# Task details:
Can you update the lines starting at the first one and ending at the one containing "chip-in-stock[interactable]: IN STOCK", swapping "interactable" for "clickable" and leaving everything else unchanged?

[start of Listed records]

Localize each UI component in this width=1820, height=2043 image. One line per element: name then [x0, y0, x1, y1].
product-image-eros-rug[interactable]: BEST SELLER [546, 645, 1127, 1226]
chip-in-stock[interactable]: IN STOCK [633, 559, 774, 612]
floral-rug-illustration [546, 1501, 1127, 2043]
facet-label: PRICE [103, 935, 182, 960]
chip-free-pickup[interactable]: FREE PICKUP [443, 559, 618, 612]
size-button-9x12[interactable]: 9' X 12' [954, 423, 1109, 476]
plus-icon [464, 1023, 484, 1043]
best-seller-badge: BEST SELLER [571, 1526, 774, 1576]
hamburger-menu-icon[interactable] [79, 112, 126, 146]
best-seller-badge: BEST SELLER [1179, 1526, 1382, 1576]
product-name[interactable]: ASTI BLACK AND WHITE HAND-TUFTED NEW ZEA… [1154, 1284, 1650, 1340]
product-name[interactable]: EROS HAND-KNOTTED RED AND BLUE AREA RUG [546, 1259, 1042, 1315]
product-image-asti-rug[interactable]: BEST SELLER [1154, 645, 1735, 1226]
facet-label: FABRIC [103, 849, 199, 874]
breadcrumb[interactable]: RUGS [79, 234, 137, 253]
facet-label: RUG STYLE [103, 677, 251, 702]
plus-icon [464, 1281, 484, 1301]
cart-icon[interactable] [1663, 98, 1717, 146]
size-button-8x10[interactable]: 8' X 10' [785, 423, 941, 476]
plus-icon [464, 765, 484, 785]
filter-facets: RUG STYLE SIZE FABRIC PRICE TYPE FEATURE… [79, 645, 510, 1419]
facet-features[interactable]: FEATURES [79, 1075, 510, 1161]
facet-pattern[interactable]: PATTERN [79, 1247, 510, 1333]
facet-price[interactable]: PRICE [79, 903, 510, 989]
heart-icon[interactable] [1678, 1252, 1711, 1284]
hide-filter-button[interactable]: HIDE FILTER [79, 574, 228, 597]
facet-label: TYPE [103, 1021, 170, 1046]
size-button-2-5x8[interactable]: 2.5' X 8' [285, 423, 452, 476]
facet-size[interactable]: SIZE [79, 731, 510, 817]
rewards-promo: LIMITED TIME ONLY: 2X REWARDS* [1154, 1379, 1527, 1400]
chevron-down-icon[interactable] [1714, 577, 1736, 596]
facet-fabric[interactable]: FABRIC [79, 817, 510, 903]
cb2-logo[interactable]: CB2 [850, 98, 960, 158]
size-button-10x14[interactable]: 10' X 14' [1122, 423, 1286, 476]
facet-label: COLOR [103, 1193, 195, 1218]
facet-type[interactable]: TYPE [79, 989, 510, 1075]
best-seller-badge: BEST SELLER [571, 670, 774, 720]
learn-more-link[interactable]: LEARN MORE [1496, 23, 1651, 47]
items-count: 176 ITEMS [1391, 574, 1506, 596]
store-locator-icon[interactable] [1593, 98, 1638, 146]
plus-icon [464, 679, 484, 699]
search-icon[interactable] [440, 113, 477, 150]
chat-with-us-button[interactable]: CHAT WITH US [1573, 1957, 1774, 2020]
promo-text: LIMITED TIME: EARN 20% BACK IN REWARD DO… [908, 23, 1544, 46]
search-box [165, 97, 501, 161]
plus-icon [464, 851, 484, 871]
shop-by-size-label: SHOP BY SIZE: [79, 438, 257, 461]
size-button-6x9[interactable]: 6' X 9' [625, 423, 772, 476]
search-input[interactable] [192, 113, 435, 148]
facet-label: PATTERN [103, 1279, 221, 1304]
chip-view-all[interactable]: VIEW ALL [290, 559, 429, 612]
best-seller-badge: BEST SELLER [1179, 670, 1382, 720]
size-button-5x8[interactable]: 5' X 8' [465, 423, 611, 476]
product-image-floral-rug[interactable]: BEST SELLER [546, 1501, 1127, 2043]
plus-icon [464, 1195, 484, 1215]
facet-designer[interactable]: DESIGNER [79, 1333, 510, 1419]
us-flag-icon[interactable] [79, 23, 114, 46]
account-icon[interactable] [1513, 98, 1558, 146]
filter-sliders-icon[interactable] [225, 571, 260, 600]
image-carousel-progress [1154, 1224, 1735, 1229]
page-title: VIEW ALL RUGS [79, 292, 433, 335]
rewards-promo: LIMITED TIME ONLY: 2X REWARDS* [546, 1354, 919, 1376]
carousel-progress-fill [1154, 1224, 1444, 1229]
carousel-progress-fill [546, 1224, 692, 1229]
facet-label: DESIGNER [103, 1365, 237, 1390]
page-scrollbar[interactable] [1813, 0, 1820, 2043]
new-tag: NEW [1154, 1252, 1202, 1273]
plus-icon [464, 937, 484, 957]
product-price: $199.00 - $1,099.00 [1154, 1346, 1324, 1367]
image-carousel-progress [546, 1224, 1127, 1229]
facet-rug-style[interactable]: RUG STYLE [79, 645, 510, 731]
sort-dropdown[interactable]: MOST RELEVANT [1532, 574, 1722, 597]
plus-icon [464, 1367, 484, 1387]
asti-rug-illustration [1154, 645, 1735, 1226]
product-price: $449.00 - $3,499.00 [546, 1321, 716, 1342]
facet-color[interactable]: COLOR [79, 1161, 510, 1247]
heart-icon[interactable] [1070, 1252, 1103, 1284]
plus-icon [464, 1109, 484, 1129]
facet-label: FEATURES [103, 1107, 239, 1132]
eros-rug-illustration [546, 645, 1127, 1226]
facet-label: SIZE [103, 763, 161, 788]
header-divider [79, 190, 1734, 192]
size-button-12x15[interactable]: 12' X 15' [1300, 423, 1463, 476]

[end of Listed records]

# Task response:
Localize each UI component in this width=1820, height=2043 image. One line per element: name then [x0, y0, x1, y1].
product-image-eros-rug[clickable]: BEST SELLER [546, 645, 1127, 1226]
chip-in-stock[clickable]: IN STOCK [633, 559, 774, 612]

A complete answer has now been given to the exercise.